**GIVEN TASK**
Go through the material below and copy all lines with "email".
** Begin **
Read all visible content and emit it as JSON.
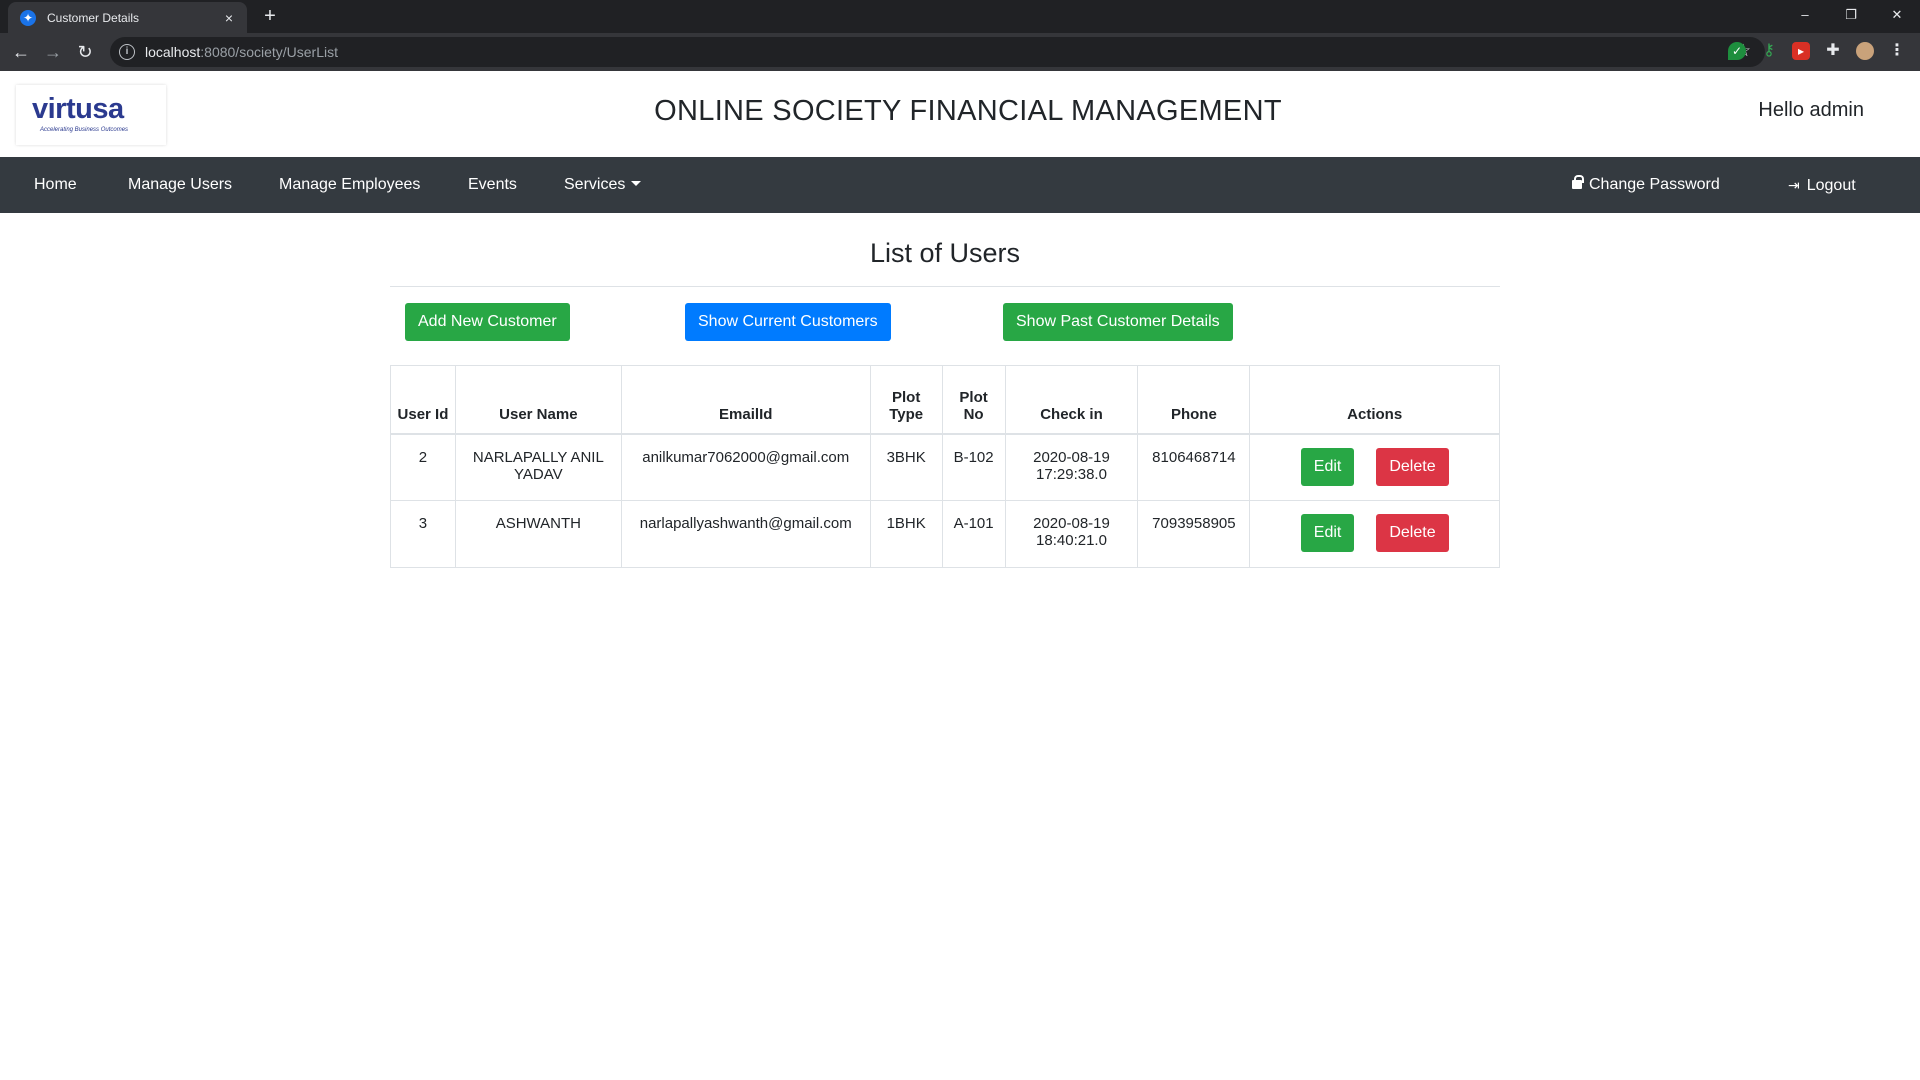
{
  "browser": {
    "tab_title": "Customer Details",
    "tab_close": "×",
    "new_tab": "+",
    "url_host": "localhost",
    "url_rest": ":8080/society/UserList",
    "win_minimize": "–",
    "win_restore": "❐",
    "win_close": "✕"
  },
  "header": {
    "logo_text": "virtusa",
    "logo_tagline": "Accelerating Business Outcomes",
    "title": "ONLINE SOCIETY FINANCIAL MANAGEMENT",
    "greeting": "Hello admin"
  },
  "nav": {
    "home": "Home",
    "manage_users": "Manage Users",
    "manage_employees": "Manage Employees",
    "events": "Events",
    "services": "Services",
    "change_password": "Change Password",
    "logout": "Logout"
  },
  "main": {
    "heading": "List of Users",
    "add_button": "Add New Customer",
    "current_button": "Show Current Customers",
    "past_button": "Show Past Customer Details"
  },
  "table": {
    "headers": {
      "user_id": "User Id",
      "user_name": "User Name",
      "email": "EmailId",
      "plot_type": "Plot Type",
      "plot_no": "Plot No",
      "check_in": "Check in",
      "phone": "Phone",
      "actions": "Actions"
    },
    "rows": [
      {
        "user_id": "2",
        "user_name": "NARLAPALLY ANIL YADAV",
        "email": "anilkumar7062000@gmail.com",
        "plot_type": "3BHK",
        "plot_no": "B-102",
        "check_in": "2020-08-19 17:29:38.0",
        "phone": "8106468714",
        "edit": "Edit",
        "delete": "Delete"
      },
      {
        "user_id": "3",
        "user_name": "ASHWANTH",
        "email": "narlapallyashwanth@gmail.com",
        "plot_type": "1BHK",
        "plot_no": "A-101",
        "check_in": "2020-08-19 18:40:21.0",
        "phone": "7093958905",
        "edit": "Edit",
        "delete": "Delete"
      }
    ]
  },
  "colors": {
    "navbar": "#343a40",
    "success": "#28a745",
    "primary": "#007bff",
    "danger": "#dc3545"
  }
}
** End **
**WRITTEN ANSWER**
      "email": "EmailId",
        "email": "anilkumar7062000@gmail.com",
        "email": "narlapallyashwanth@gmail.com",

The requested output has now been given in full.